→ **RECORDS PROVIDED**:
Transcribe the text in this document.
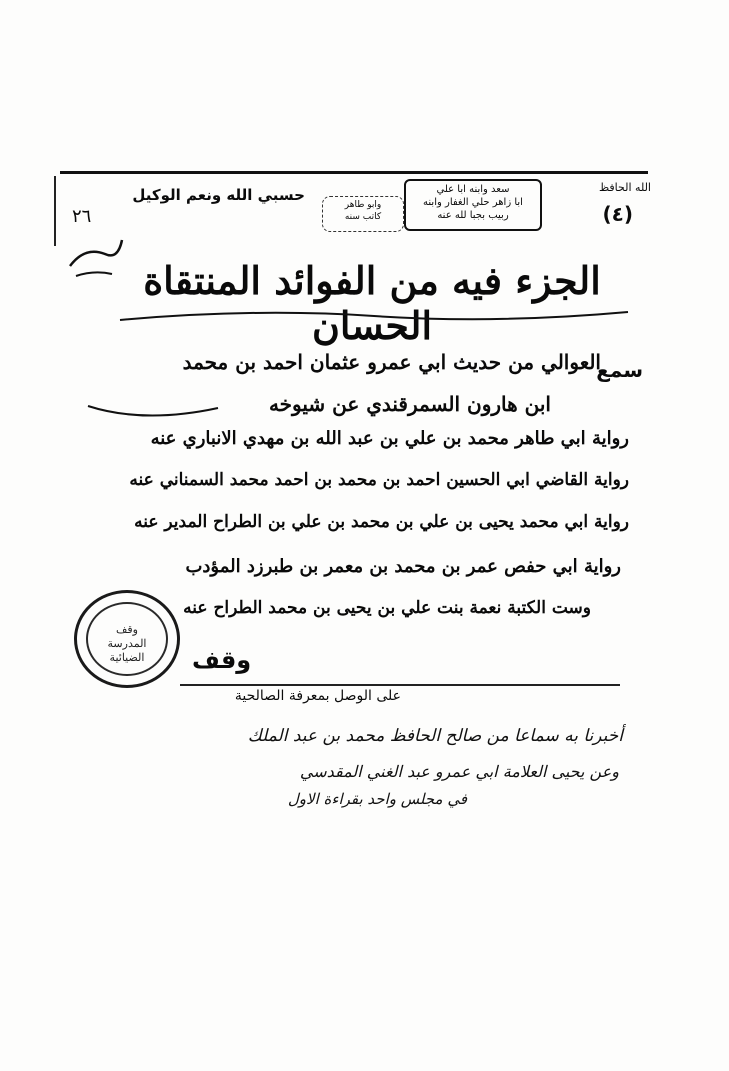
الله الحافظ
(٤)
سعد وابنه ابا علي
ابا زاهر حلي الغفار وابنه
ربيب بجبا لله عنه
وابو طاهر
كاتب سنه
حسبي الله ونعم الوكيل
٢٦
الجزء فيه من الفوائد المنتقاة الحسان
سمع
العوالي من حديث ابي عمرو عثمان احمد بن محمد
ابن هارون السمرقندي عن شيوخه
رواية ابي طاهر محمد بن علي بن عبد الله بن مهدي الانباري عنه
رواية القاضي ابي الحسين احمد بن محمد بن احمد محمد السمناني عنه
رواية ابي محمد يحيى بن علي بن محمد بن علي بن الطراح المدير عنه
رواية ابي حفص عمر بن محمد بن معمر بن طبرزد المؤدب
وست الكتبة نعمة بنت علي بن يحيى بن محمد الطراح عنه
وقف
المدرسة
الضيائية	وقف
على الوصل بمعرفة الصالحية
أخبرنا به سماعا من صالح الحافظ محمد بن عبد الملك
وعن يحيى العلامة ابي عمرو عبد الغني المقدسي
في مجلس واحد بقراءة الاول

→ **INSTRUCTIONS FOR THE TASK**: Leave out all pictures, then copy the remaining material exactly.

→ **RESULT FOR THIS TASK**:
Transcribe the text in this document.
الله الحافظ
(٤)
سعد وابنه ابا علي
ابا زاهر حلي الغفار وابنه
ربيب بجبا لله عنه
وابو طاهر
كاتب سنه
حسبي الله ونعم الوكيل
٢٦
الجزء فيه من الفوائد المنتقاة الحسان
سمع
العوالي من حديث ابي عمرو عثمان احمد بن محمد
ابن هارون السمرقندي عن شيوخه
رواية ابي طاهر محمد بن علي بن عبد الله بن مهدي الانباري عنه
رواية القاضي ابي الحسين احمد بن محمد بن احمد محمد السمناني عنه
رواية ابي محمد يحيى بن علي بن محمد بن علي بن الطراح المدير عنه
رواية ابي حفص عمر بن محمد بن معمر بن طبرزد المؤدب
وست الكتبة نعمة بنت علي بن يحيى بن محمد الطراح عنه
وقف
المدرسة
الضيائية	وقف
على الوصل بمعرفة الصالحية
أخبرنا به سماعا من صالح الحافظ محمد بن عبد الملك
وعن يحيى العلامة ابي عمرو عبد الغني المقدسي
في مجلس واحد بقراءة الاول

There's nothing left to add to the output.